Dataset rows
## START

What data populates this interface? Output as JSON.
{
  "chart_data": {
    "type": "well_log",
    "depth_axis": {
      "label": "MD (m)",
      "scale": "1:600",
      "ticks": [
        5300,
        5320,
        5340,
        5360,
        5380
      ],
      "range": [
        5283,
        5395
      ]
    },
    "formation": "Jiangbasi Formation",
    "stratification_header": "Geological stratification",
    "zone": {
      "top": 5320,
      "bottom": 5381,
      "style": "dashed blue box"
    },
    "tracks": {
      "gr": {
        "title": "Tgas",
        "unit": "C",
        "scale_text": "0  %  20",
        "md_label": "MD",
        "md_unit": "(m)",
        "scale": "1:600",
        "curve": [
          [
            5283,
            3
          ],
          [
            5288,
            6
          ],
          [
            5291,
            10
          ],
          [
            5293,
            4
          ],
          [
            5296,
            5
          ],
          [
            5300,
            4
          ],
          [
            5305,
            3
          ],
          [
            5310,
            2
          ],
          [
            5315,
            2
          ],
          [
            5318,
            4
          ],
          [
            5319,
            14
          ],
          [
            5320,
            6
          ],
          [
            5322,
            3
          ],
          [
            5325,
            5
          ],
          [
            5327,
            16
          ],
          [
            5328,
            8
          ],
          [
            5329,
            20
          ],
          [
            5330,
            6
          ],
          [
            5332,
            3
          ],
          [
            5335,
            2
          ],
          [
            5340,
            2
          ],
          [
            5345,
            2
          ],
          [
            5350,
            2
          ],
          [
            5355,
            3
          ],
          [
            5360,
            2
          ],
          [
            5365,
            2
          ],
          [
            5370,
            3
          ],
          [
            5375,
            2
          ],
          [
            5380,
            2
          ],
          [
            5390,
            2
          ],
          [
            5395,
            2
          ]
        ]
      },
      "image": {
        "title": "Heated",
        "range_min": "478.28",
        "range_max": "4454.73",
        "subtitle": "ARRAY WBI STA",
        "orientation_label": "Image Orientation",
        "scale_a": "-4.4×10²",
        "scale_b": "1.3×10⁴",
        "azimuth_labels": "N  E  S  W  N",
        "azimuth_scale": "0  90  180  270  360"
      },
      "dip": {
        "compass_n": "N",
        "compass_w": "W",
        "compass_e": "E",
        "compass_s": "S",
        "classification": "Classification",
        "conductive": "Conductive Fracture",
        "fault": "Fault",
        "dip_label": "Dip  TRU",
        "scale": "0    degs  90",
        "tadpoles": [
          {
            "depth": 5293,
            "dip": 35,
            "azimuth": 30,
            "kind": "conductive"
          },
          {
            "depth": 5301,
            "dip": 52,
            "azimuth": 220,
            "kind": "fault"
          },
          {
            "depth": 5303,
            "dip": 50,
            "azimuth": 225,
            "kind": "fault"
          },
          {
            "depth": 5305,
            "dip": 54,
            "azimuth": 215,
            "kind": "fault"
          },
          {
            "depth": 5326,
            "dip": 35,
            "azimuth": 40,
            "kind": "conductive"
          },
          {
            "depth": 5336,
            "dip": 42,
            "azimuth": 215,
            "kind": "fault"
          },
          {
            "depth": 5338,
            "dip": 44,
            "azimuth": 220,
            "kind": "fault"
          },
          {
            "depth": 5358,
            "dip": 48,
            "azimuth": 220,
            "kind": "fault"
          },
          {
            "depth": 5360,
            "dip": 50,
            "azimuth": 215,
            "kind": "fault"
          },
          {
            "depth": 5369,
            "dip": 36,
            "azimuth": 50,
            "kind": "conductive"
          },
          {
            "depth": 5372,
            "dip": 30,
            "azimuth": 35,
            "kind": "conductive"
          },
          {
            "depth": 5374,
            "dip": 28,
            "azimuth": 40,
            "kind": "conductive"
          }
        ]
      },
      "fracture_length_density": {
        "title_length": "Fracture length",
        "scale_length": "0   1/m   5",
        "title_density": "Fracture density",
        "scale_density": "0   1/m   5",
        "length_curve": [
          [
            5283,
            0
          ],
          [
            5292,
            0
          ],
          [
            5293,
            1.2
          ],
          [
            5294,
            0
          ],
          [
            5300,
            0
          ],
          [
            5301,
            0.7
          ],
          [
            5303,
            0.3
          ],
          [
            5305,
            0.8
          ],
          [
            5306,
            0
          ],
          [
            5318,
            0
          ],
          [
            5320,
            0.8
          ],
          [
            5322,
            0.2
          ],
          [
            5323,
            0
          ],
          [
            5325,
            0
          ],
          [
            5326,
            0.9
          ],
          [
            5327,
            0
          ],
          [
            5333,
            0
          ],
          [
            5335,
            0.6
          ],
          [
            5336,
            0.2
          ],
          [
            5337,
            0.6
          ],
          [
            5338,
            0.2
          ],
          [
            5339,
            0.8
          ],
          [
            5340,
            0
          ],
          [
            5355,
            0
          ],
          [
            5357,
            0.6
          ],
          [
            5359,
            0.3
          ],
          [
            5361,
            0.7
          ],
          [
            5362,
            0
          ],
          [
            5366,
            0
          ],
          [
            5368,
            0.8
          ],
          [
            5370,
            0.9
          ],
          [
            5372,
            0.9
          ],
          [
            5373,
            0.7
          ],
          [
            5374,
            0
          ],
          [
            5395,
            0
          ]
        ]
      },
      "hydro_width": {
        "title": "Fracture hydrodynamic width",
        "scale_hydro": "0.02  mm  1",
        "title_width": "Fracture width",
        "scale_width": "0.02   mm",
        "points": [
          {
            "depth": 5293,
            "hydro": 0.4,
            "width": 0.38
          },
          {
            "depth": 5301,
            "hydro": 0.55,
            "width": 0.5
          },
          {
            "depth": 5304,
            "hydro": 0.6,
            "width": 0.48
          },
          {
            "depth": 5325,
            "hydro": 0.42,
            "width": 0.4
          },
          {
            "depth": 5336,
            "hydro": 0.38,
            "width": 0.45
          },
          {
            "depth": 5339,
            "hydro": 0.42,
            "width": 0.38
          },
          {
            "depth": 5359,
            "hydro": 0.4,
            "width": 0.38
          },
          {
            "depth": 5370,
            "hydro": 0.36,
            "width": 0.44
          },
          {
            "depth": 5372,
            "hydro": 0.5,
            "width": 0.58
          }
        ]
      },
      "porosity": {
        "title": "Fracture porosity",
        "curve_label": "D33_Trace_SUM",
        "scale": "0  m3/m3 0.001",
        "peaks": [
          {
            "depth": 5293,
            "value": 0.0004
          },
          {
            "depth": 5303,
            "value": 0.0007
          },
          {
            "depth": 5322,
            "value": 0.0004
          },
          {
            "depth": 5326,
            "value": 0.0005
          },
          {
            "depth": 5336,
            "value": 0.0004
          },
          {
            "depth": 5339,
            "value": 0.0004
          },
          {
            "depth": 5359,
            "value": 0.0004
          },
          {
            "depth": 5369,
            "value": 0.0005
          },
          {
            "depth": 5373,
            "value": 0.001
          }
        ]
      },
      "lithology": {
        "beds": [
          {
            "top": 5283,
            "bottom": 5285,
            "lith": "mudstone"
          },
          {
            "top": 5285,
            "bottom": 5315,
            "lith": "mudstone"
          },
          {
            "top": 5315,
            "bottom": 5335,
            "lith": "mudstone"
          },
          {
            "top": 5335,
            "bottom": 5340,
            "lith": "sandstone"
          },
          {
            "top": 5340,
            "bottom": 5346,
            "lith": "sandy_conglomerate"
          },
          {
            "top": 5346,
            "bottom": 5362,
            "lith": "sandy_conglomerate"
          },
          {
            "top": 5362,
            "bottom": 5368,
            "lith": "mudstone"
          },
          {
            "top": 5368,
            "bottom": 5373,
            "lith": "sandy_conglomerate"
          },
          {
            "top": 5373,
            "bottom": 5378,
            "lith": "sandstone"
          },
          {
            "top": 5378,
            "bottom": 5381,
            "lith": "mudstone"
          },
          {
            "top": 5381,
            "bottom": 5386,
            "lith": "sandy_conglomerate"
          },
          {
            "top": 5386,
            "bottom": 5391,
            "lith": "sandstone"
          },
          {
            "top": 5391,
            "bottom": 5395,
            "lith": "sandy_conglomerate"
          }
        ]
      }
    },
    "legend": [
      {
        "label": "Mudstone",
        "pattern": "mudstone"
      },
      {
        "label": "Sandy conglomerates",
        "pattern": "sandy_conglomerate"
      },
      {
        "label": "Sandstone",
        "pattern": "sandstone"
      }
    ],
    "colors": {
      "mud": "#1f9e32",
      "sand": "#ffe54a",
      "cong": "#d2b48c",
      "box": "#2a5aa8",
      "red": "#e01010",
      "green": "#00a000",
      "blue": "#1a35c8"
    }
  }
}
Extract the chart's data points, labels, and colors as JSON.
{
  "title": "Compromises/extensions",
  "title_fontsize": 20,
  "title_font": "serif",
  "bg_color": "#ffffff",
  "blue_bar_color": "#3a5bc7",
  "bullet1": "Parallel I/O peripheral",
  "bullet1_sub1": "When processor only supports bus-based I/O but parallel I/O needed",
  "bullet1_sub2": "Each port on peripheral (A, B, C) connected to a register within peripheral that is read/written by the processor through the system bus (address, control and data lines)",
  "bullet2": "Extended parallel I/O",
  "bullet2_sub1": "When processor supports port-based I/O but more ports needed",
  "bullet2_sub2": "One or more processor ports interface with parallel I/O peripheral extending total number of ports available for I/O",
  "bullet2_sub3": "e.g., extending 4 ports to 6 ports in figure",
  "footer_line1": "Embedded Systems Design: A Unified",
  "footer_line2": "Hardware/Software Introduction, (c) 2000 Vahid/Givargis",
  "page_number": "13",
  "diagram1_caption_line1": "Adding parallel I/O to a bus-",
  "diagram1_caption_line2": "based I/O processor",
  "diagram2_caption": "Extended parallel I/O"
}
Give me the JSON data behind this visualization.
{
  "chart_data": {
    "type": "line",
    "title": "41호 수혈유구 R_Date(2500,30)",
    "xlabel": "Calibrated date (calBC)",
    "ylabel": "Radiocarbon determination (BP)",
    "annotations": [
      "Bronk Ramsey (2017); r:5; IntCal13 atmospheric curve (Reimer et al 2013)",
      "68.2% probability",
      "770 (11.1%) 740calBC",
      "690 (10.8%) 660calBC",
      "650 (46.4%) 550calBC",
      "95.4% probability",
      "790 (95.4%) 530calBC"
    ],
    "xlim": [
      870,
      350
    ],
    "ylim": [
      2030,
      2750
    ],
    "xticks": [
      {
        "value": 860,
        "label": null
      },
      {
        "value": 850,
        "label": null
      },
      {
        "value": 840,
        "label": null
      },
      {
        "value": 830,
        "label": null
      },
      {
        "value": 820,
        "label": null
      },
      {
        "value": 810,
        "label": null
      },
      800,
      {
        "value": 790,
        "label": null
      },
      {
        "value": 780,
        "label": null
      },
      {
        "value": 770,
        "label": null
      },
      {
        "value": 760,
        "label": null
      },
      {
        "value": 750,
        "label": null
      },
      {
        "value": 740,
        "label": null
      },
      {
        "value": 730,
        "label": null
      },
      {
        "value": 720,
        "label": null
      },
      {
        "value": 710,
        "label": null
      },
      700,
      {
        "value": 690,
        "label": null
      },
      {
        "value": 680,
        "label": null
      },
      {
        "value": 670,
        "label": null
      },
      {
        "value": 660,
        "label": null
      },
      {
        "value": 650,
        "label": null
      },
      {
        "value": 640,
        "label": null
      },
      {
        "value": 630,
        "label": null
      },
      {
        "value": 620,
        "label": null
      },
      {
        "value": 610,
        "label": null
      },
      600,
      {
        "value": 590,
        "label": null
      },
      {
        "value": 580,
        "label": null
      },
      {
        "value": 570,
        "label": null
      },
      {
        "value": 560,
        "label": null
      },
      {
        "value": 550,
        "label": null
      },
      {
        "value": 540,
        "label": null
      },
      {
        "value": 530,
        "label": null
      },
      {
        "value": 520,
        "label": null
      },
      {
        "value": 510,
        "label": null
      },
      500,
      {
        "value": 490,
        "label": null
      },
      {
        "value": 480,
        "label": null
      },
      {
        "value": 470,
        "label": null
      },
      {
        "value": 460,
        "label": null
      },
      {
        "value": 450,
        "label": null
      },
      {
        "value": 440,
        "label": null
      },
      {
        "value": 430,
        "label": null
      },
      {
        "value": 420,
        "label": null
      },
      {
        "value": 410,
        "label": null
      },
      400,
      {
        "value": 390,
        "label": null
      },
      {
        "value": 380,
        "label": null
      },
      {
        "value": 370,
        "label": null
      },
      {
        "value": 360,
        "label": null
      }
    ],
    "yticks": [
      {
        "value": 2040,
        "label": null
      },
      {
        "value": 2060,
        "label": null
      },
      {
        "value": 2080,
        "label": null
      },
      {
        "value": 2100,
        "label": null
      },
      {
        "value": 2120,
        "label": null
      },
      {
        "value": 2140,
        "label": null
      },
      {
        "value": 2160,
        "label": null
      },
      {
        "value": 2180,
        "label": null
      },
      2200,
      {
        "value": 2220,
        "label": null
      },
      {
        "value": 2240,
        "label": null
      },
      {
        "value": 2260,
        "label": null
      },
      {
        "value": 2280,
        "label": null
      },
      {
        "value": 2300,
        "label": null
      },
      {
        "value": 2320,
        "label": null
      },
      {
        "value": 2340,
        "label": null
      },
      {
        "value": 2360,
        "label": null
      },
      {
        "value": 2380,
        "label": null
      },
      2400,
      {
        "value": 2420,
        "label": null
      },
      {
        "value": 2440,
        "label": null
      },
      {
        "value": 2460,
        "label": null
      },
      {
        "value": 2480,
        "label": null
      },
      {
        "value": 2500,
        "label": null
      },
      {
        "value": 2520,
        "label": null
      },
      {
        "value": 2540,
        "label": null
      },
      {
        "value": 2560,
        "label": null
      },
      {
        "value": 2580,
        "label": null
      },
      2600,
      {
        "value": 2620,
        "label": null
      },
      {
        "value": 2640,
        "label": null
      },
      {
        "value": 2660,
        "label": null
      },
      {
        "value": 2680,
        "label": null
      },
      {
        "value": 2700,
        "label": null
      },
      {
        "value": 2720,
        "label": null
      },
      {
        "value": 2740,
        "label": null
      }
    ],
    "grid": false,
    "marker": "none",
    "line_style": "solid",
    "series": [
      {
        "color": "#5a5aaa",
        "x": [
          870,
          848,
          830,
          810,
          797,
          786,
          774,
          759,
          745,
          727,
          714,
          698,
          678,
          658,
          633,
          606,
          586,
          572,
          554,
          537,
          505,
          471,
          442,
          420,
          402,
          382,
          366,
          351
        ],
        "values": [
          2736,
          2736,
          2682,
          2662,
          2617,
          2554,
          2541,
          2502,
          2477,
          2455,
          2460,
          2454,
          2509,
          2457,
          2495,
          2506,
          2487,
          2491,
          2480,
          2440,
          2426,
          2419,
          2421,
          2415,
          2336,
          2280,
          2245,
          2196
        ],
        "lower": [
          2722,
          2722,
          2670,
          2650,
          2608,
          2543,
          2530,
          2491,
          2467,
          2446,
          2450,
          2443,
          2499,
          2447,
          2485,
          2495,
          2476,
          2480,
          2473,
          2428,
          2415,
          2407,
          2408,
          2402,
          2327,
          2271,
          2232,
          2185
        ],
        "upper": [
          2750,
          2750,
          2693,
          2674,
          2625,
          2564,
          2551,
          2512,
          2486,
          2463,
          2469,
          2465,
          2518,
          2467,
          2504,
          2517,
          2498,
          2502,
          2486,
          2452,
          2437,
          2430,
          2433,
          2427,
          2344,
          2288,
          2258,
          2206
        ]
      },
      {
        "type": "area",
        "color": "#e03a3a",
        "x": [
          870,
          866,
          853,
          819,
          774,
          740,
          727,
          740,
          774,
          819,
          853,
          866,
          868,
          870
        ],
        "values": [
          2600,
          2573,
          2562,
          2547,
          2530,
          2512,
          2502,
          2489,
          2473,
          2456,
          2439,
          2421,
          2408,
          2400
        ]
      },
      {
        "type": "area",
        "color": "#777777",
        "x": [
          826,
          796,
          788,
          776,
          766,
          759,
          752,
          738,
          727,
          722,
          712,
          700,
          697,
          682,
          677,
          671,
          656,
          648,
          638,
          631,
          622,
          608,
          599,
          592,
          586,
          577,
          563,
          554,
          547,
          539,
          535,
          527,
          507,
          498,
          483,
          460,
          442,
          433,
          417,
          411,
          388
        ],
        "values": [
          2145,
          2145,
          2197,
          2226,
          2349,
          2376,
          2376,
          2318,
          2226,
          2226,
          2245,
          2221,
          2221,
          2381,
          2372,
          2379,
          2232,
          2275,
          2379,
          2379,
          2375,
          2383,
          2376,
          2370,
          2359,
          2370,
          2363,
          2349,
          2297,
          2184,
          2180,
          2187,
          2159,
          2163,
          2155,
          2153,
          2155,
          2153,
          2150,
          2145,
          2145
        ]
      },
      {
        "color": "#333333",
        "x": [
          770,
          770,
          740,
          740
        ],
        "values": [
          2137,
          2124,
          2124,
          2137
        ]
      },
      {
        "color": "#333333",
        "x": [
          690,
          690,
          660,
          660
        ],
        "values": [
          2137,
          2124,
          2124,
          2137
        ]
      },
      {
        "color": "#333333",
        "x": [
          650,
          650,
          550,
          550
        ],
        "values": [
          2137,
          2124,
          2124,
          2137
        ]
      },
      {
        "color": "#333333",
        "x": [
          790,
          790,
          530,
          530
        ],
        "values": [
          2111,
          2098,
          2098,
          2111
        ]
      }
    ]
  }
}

## END

» **Required work**:
Using the records given above, list every line that includes the word "interface".

» **Solution for this problem**:
What data populates this interface? Output as JSON.
  "bullet2_sub2": "One or more processor ports interface with parallel I/O peripheral extending total number of ports available for I/O",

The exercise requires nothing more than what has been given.